[Dataset records]
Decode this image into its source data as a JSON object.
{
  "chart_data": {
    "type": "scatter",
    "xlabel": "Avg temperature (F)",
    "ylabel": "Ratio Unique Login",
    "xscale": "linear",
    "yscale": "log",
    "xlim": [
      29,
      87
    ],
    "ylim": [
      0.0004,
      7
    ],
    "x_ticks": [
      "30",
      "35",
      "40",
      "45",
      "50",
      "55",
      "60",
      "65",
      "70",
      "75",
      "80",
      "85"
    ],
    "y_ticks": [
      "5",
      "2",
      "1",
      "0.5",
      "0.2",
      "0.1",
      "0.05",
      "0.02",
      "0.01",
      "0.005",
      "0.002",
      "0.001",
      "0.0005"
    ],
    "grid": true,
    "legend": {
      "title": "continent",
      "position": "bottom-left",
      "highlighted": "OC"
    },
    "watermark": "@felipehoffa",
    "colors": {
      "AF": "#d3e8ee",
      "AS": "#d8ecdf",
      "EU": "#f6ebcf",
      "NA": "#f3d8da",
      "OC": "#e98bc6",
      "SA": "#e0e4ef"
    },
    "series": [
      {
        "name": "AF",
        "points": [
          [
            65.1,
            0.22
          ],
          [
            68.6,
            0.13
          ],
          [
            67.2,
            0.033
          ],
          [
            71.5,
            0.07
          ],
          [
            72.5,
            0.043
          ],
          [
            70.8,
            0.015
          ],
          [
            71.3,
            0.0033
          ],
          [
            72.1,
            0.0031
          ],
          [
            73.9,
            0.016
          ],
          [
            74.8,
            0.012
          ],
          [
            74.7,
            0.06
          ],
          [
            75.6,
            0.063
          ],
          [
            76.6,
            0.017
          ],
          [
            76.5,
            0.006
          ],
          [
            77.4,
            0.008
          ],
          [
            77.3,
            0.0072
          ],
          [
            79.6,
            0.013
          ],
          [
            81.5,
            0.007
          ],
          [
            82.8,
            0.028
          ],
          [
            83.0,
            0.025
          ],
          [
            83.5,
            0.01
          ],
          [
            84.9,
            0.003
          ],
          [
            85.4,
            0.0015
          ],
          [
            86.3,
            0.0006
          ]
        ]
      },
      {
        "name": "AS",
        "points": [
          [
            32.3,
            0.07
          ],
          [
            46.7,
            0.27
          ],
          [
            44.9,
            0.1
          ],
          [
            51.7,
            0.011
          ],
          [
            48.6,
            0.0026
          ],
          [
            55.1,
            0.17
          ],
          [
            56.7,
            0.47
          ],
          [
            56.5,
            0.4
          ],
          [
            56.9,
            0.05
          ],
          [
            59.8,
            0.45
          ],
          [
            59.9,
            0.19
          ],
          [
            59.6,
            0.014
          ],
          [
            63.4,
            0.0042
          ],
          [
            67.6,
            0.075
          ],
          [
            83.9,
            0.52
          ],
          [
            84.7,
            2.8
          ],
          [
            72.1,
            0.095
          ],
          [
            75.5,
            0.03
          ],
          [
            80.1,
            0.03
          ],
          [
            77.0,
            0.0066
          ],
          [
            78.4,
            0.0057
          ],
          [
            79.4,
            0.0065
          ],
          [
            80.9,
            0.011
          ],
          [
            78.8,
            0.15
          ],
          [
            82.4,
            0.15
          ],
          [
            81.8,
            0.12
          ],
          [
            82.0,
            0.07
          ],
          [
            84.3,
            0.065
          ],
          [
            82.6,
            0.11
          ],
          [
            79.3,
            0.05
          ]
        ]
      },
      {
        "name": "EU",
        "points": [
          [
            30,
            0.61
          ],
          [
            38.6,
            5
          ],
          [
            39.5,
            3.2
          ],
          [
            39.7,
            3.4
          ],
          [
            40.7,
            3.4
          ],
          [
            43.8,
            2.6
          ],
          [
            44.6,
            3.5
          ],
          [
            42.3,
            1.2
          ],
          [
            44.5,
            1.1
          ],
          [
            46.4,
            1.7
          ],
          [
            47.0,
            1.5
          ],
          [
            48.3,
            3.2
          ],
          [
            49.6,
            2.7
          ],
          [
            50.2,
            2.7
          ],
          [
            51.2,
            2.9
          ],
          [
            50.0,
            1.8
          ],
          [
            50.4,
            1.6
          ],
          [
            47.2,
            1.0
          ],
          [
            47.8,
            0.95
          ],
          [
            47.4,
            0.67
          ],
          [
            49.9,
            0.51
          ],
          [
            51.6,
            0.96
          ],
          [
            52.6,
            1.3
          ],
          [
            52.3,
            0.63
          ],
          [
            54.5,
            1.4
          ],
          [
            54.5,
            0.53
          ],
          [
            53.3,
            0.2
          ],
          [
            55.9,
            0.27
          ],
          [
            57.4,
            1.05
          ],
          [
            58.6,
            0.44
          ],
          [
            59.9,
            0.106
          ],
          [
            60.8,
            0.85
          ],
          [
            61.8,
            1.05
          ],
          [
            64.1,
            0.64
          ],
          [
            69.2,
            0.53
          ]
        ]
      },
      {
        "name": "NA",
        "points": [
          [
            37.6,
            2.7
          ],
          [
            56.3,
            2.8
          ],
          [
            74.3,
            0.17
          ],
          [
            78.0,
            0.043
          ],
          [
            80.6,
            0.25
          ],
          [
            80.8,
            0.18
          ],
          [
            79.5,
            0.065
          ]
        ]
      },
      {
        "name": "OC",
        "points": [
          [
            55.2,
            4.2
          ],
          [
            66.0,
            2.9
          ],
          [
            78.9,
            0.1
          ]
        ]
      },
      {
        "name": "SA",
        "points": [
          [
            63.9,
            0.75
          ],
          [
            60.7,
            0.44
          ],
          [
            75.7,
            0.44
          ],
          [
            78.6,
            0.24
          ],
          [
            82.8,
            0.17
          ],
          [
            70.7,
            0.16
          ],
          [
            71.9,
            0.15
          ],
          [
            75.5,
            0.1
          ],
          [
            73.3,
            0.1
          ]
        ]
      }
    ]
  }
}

▶ **SHORT EXERCISE**
Extract from the data every line where "name" shows up.

▶ **EXERCISE ANSWER**
        "name": "AF",
        "name": "AS",
        "name": "EU",
        "name": "NA",
        "name": "OC",
        "name": "SA",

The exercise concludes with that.